Stored entries
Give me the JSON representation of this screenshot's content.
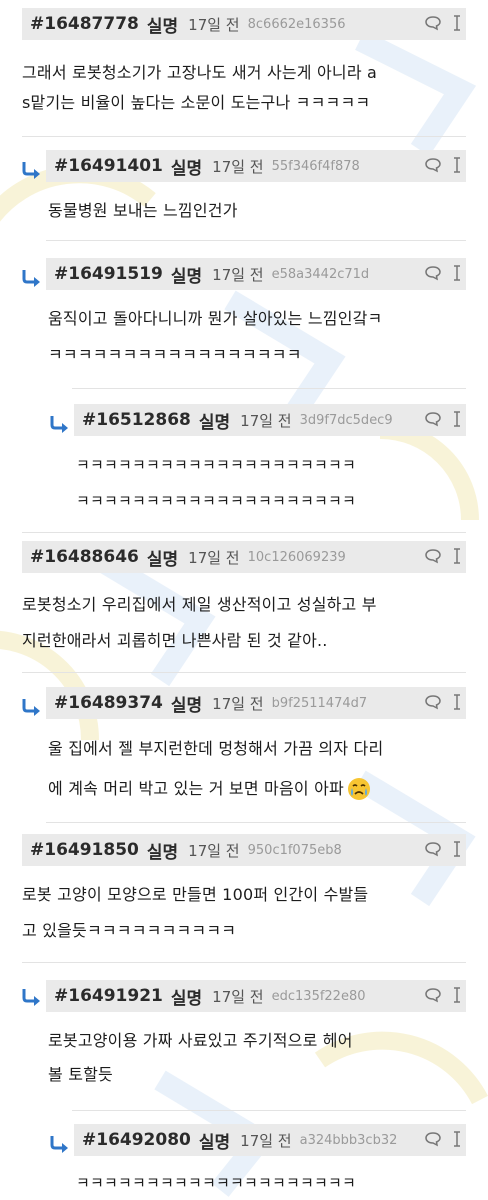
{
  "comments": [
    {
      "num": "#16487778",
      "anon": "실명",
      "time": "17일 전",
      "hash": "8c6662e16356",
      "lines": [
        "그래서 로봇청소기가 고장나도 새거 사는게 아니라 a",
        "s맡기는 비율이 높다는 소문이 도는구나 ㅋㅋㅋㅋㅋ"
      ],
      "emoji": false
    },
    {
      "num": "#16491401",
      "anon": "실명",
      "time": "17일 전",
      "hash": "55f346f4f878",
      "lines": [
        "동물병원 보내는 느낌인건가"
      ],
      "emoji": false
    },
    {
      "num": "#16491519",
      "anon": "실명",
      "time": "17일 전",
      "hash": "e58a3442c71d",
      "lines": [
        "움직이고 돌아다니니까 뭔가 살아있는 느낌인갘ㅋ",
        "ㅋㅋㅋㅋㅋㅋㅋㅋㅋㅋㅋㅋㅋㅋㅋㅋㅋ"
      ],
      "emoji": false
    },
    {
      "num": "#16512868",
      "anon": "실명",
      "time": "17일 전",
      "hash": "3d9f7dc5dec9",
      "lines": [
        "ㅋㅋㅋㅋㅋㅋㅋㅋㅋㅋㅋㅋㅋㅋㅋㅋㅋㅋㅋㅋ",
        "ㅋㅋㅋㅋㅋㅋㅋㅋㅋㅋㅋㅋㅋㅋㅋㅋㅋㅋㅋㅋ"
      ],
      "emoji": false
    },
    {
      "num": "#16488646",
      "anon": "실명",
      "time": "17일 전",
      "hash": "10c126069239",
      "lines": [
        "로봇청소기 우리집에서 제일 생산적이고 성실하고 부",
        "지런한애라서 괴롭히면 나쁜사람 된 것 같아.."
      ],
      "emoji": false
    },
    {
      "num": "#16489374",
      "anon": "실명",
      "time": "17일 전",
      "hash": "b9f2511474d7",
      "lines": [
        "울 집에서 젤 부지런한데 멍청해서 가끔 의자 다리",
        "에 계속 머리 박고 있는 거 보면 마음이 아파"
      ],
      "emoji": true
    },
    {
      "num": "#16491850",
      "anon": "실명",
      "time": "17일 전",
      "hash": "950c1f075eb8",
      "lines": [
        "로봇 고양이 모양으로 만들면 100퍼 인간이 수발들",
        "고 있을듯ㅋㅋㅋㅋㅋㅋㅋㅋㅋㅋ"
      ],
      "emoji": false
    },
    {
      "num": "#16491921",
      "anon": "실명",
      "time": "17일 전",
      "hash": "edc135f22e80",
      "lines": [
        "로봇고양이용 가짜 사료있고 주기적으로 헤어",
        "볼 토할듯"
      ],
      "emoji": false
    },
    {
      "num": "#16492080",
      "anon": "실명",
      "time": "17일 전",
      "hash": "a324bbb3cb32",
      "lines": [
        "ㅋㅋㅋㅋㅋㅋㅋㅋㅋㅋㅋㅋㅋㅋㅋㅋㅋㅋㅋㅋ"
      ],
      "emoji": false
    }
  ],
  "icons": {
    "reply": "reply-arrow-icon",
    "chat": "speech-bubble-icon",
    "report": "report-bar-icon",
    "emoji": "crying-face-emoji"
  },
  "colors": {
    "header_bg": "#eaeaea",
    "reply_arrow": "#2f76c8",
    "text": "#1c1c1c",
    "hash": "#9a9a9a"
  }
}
...
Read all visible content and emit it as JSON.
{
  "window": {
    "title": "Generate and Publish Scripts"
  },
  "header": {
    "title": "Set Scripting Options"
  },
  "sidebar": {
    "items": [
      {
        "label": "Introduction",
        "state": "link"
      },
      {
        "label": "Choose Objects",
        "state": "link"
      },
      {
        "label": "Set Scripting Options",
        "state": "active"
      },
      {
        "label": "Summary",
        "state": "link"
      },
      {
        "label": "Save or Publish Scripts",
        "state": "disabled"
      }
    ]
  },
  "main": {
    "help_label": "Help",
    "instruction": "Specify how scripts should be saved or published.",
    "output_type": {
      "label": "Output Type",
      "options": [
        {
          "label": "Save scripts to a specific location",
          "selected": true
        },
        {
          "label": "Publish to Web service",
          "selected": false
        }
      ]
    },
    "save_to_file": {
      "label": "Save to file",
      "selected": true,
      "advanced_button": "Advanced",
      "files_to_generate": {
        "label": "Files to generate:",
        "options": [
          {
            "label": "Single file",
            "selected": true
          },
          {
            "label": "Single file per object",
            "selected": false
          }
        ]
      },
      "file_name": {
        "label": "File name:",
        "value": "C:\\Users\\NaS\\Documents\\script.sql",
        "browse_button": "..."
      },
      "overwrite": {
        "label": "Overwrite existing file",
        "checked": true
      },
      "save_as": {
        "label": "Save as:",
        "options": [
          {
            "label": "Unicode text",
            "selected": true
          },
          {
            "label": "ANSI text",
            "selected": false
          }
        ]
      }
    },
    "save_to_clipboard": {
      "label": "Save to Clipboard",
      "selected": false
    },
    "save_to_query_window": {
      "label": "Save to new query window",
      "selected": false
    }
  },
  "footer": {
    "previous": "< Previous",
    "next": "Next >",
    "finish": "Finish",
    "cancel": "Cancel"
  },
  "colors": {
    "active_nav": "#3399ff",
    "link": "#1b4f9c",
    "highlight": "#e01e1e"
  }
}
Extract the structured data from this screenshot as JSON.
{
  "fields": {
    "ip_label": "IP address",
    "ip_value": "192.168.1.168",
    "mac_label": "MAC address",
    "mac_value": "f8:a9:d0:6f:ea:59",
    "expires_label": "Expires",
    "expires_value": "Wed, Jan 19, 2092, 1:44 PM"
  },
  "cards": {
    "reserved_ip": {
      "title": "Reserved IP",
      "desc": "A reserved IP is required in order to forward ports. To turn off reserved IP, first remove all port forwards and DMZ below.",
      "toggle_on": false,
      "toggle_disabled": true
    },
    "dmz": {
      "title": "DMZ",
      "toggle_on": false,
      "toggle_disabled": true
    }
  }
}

What you have to do
Only lines with "Scripting" are wanted here; list each of them.

Task answer
    "title": "Set Scripting Options"
        "label": "Set Scripting Options",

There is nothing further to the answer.